Dataset extract —
◆ ◆ ◆ ◆ ◆

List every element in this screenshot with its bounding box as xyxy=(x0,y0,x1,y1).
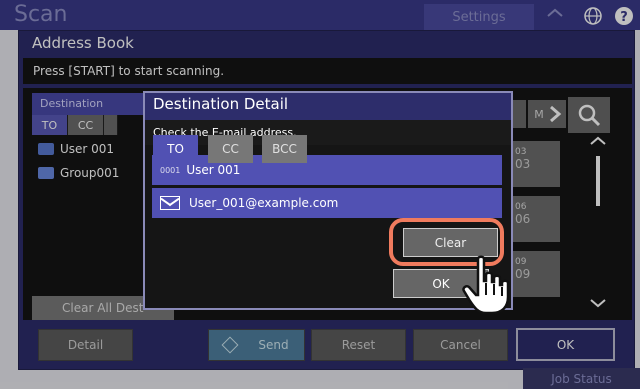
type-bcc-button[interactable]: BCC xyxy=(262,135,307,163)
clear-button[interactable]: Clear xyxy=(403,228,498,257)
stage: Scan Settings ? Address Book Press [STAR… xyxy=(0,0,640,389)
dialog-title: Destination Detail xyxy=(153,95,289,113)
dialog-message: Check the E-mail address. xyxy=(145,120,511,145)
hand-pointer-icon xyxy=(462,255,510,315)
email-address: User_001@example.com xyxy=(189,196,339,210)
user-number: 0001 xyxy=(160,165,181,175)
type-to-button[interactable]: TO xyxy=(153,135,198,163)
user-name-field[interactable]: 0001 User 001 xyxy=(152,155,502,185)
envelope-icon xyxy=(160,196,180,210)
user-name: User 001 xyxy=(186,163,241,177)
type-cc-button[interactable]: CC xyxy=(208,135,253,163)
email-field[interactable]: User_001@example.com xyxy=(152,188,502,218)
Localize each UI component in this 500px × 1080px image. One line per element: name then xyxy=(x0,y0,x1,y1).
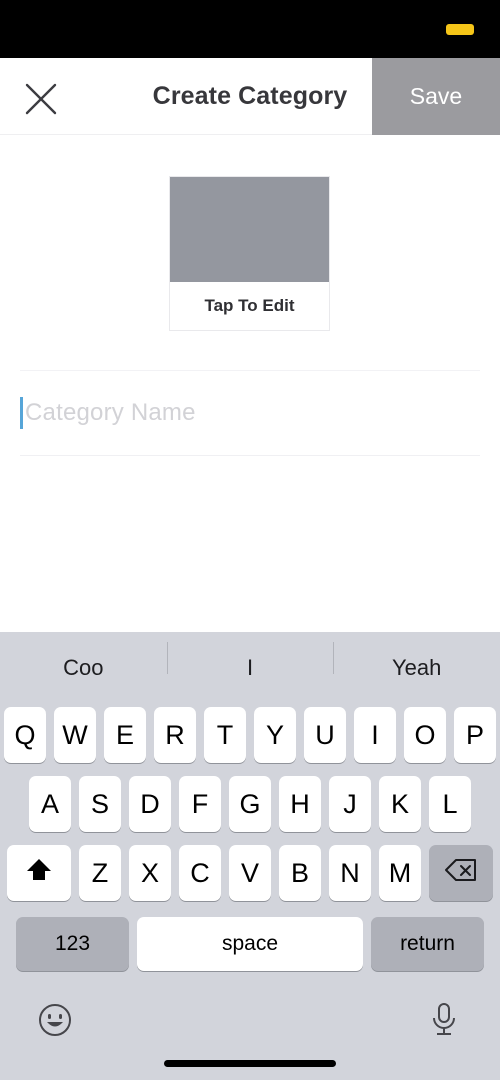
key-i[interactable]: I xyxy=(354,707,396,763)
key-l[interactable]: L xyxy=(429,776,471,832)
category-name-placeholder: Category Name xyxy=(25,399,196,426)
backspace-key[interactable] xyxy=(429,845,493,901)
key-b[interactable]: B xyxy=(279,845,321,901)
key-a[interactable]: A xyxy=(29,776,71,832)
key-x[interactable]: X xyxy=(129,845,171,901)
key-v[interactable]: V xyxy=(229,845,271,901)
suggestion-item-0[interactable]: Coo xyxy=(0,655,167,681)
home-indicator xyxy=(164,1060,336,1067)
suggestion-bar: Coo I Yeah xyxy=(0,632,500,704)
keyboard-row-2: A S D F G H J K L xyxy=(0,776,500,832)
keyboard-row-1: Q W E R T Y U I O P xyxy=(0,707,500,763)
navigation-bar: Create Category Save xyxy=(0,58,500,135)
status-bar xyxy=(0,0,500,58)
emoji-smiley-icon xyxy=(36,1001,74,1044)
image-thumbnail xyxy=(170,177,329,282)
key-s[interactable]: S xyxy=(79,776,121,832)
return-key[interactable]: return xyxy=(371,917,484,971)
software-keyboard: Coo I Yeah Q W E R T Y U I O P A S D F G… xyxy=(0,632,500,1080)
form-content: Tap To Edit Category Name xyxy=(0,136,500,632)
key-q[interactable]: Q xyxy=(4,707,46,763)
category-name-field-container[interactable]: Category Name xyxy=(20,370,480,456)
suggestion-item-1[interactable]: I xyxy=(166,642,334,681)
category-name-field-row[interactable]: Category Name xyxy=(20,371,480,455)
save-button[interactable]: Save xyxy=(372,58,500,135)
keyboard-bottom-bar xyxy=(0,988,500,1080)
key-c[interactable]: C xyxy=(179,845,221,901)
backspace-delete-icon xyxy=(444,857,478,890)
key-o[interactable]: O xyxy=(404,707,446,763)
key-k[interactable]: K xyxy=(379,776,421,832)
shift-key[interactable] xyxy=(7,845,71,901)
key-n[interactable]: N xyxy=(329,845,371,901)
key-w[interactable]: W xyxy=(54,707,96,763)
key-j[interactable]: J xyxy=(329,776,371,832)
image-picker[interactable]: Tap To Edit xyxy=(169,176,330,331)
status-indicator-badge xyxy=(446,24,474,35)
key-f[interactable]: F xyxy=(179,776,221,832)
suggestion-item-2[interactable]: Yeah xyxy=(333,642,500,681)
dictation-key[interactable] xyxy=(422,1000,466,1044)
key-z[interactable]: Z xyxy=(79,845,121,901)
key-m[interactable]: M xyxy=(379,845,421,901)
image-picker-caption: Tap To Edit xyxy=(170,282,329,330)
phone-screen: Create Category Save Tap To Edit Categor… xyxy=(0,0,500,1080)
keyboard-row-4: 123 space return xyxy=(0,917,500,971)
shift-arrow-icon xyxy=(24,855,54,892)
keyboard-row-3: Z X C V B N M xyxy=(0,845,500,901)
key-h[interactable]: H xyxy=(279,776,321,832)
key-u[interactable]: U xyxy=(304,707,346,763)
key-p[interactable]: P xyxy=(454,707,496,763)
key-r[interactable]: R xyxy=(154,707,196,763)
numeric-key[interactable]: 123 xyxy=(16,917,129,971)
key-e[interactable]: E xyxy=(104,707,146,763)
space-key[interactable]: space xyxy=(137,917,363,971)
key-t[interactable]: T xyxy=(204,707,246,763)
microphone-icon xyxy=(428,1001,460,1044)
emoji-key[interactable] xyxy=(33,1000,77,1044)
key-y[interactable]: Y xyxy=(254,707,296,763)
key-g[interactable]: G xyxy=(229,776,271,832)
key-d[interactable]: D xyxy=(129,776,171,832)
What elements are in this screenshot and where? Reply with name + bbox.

◆ ◆ ◆ ◆ ◆

Given instruction — Copy out the rows above verbatim, everything from the line containing "type-bcc-button[interactable]: BCC xyxy=(262,135,307,163)" down to the line containing "dialog-message: Check the", both of those lines included.

Exercise answer —
type-bcc-button[interactable]: BCC xyxy=(262,135,307,163)
clear-button[interactable]: Clear xyxy=(403,228,498,257)
stage: Scan Settings ? Address Book Press [STAR… xyxy=(0,0,640,389)
dialog-title: Destination Detail xyxy=(153,95,289,113)
dialog-message: Check the E-mail address. xyxy=(145,120,511,145)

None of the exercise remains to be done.